Input data:
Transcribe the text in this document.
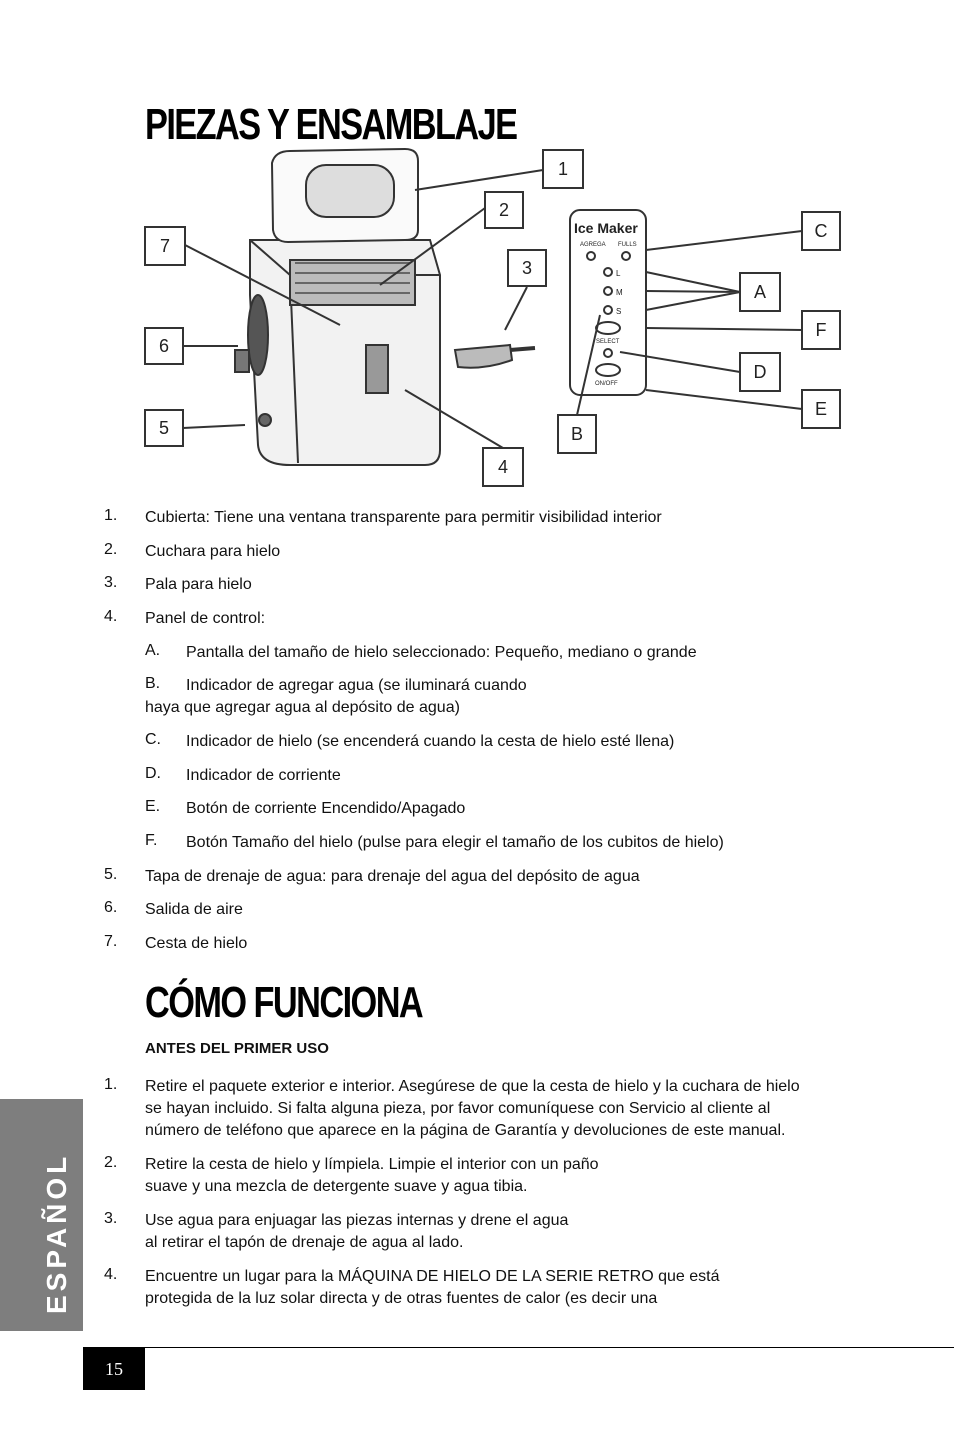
PIEZAS Y ENSAMBLAJE
1
2
3
4
5
6
7
A
B
C
D
E
F
Ice Maker
AGREGA FULLS
L
M
S
SELECT
ON/OFF
1. Cubierta: Tiene una ventana transparente para permitir visibilidad interior
2. Cuchara para hielo
3. Pala para hielo
4. Panel de control:
A. Pantalla del tamaño de hielo seleccionado: Pequeño, mediano o grande
B. Indicador de agregar agua (se iluminará cuando
haya que agregar agua al depósito de agua)
C. Indicador de hielo (se encenderá cuando la cesta de hielo esté llena)
D. Indicador de corriente
E. Botón de corriente Encendido/Apagado
F. Botón Tamaño del hielo (pulse para elegir el tamaño de los cubitos de hielo)
5. Tapa de drenaje de agua: para drenaje del agua del depósito de agua
6. Salida de aire
7. Cesta de hielo
CÓMO FUNCIONA
ANTES DEL PRIMER USO
1. Retire el paquete exterior e interior. Asegúrese de que la cesta de hielo y la cuchara de hielo
se hayan incluido. Si falta alguna pieza, por favor comuníquese con Servicio al cliente al
número de teléfono que aparece en la página de Garantía y devoluciones de este manual.
2. Retire la cesta de hielo y límpiela. Limpie el interior con un paño
suave y una mezcla de detergente suave y agua tibia.
3. Use agua para enjuagar las piezas internas y drene el agua
al retirar el tapón de drenaje de agua al lado.
4. Encuentre un lugar para la MÁQUINA DE HIELO DE LA SERIE RETRO que está
protegida de la luz solar directa y de otras fuentes de calor (es decir una
ESPAÑOL
15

Your objective: Return every line from the records above that holds the word "tamaño".

Written answer:
A. Pantalla del tamaño de hielo seleccionado: Pequeño, mediano o grande
F. Botón Tamaño del hielo (pulse para elegir el tamaño de los cubitos de hielo)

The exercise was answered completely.